- **Set exercise a**:
Which lines of the listing contain the string "索米约课四星认证"? Return each of them.

- **Excerpted passage**:

The ink may also contain an additional resin, other than the vinyl resin, which will also be dissolved in the liquid medium of the ink. The additional resin is also a passive (i.e. inert) resin, in the sense that it is not radiation-curable and hence does not undergo crosslinking under the curing conditions to which the inkjet ink is subjected. The additional passive resin is typically present at 0.5 to 5.0% by weight, preferably 1.0-4.0% by weight, based on the total weight of the inkjet ink.

Any additional passive resin, other than vinyl resin, that is compatible with the other inkjet ink components is suitable for use in the inkjet ink as long as it is soluble in the liquid medium of the inkjet ink. Thus, the inkjet ink formulator is able to select from a wide range of suitable passive resins, other than vinyl resins. Examples of suitable additional passive resins include an epoxy resin, a polyester resin, a ketone resin, an aldehyde resin, a nitrocellulose resin, a phenoxy resin, an acrylate resin and combinations thereof.

The additional passive resin preferably has a weight-average molecular weight (Mw) of 20 to 200 kDa, and most preferably 20 to 60 kDa, as determined by gel permeation chromatography (GPC) with polystyrene standards. Preferably, the additional passive resin has a glass transition temperature (Tg) of 50 to 90°C. The Tg may be measured by DSC with a heating ramp of 10°C/min.

In a preferred embodiment, the additional passive resin is a (meth)acrylic copolymer such as a copolymer of methyl (meth)acrylate with butyl, isobutyl or isobornyl (meth)acrylate. (Meth)acrylate copolymers may also contain styrene. An example of a preferred passive resin is Diana! BR 113 from Diana! America, Inc., an acrylic copolymer with a weight-average molecular weight of 30 kDa and a Tg of 78°C.

A suitable test for measuring the solubility of the additional resin in the liquid medium is as described above for the vinyl resin of the inkjet ink.

In a preferred embodiment, the inkjet ink of the present invention also includes a colouring agent, which may be either dissolved or dispersed in the liquid medium of the ink. The colouring agent can be any of a wide range of suitable colouring agents that would be known to the person skilled in the art.

- **Set exercise b**:
Rewrite the inkjet ink resin passage, beginning at the words "The ink may" and stopping after "weight of the inkjet ink.", with "liquid medium" changed to "carrier fluid".

- **Material provided**:

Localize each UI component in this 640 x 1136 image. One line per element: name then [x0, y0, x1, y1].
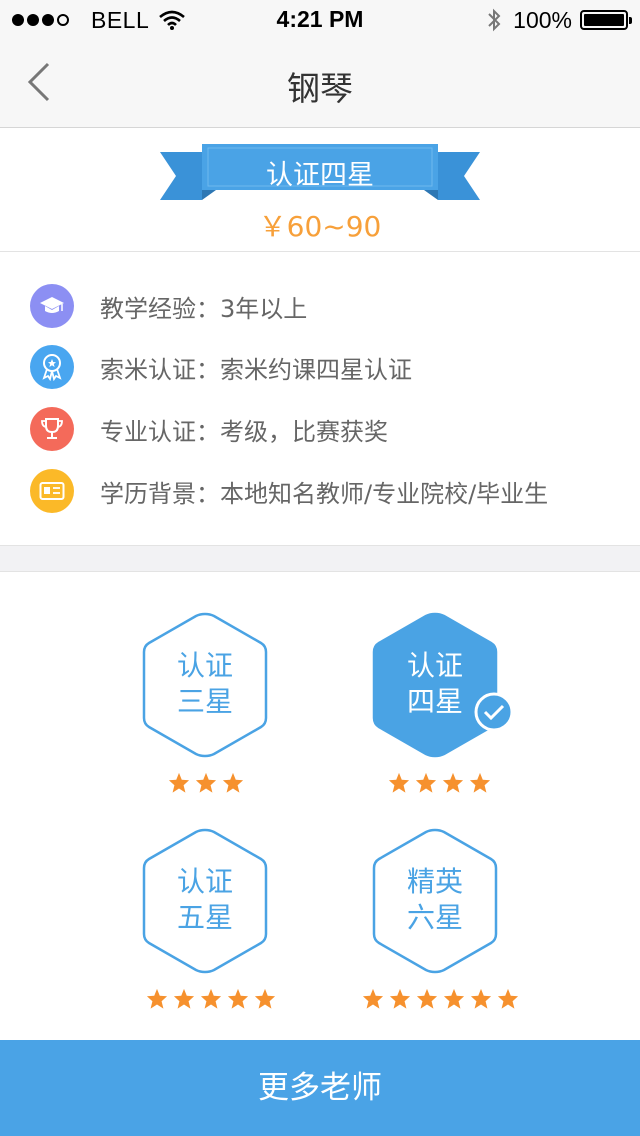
badge-level-6[interactable]: 精英 六星 [370, 826, 500, 976]
star-rating [146, 988, 276, 1010]
info-row-experience: 教学经验： 3年以上 [30, 282, 307, 330]
trophy-icon [30, 407, 74, 451]
ribbon-label: 认证四星 [266, 160, 374, 191]
battery-icon [580, 10, 632, 30]
level-header: 认证四星 ￥60~90 [0, 128, 640, 252]
badge-line1: 认证 [176, 865, 233, 898]
star-rating [362, 988, 519, 1010]
star-rating [168, 772, 244, 794]
info-value: 索米约课四星认证 [220, 355, 412, 384]
star-icon [389, 988, 411, 1009]
badge-level-3[interactable]: 认证 三星 [140, 610, 270, 760]
graduation-cap-icon [30, 284, 74, 328]
checkmark-icon [474, 692, 514, 732]
info-row-education: 学历背景： 本地知名教师/专业院校/毕业生 [30, 467, 548, 515]
info-label: 索米认证： [100, 355, 220, 384]
star-icon [168, 772, 190, 793]
level-ribbon: 认证四星 [160, 142, 480, 202]
star-icon [469, 772, 491, 793]
star-icon [415, 772, 437, 793]
star-icon [362, 988, 384, 1009]
star-icon [227, 988, 249, 1009]
badge-line1: 认证 [406, 649, 463, 682]
star-icon [222, 772, 244, 793]
badge-line2: 三星 [176, 685, 233, 718]
page-title: 钢琴 [287, 69, 353, 108]
info-label: 教学经验： [100, 294, 220, 323]
status-right: 100% [487, 6, 632, 34]
badge-line2: 六星 [406, 901, 463, 934]
info-label: 学历背景： [100, 479, 220, 508]
star-icon [200, 988, 222, 1009]
bluetooth-icon [488, 8, 501, 32]
star-icon [173, 988, 195, 1009]
status-bar: BELL 4:21 PM 100% [0, 0, 640, 40]
badge-line1: 认证 [176, 649, 233, 682]
info-value: 本地知名教师/专业院校/毕业生 [220, 479, 549, 508]
badge-level-4[interactable]: 认证 四星 [370, 610, 514, 760]
star-icon [443, 988, 465, 1009]
info-value: 3年以上 [220, 294, 308, 323]
info-row-professional: 专业认证： 考级，比赛获奖 [30, 405, 388, 453]
section-divider [0, 545, 640, 572]
badge-level-5[interactable]: 认证 五星 [140, 826, 270, 976]
award-ribbon-icon [30, 345, 74, 389]
star-icon [254, 988, 276, 1009]
teacher-info-list: 教学经验： 3年以上 索米认证： 索米约课四星认证 专业认证： 考级，比赛获奖 … [0, 253, 640, 545]
level-badge-grid: 认证 三星 认证 四星 认证 五星 精英 六星 [0, 572, 640, 1040]
price-range: ￥60~90 [258, 210, 382, 243]
star-icon [442, 772, 464, 793]
info-row-certification: 索米认证： 索米约课四星认证 [30, 343, 412, 391]
star-rating [388, 772, 491, 794]
info-value: 考级，比赛获奖 [220, 417, 388, 446]
star-icon [388, 772, 410, 793]
star-icon [146, 988, 168, 1009]
star-icon [470, 988, 492, 1009]
id-card-icon [30, 469, 74, 513]
more-teachers-button[interactable]: 更多老师 [0, 1040, 640, 1136]
nav-bar: 钢琴 [0, 40, 640, 128]
battery-percent: 100% [513, 6, 572, 33]
badge-line1: 精英 [406, 865, 463, 898]
info-label: 专业认证： [100, 417, 220, 446]
badge-line2: 五星 [176, 901, 233, 934]
star-icon [416, 988, 438, 1009]
star-icon [195, 772, 217, 793]
star-icon [497, 988, 519, 1009]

- **Result a**:
info-value: 索米约课四星认证 [220, 355, 412, 384]
teacher-info-list: 教学经验： 3年以上 索米认证： 索米约课四星认证 专业认证： 考级，比赛获奖 … [0, 253, 640, 545]
info-row-certification: 索米认证： 索米约课四星认证 [30, 343, 412, 391]

- **Result b**:
The ink may also contain an additional resin, other than the vinyl resin, which will also be dissolved in the carrier fluid of the ink. The additional resin is also a passive (i.e. inert) resin, in the sense that it is not radiation-curable and hence does not undergo crosslinking under the curing conditions to which the inkjet ink is subjected. The additional passive resin is typically present at 0.5 to 5.0% by weight, preferably 1.0-4.0% by weight, based on the total weight of the inkjet ink.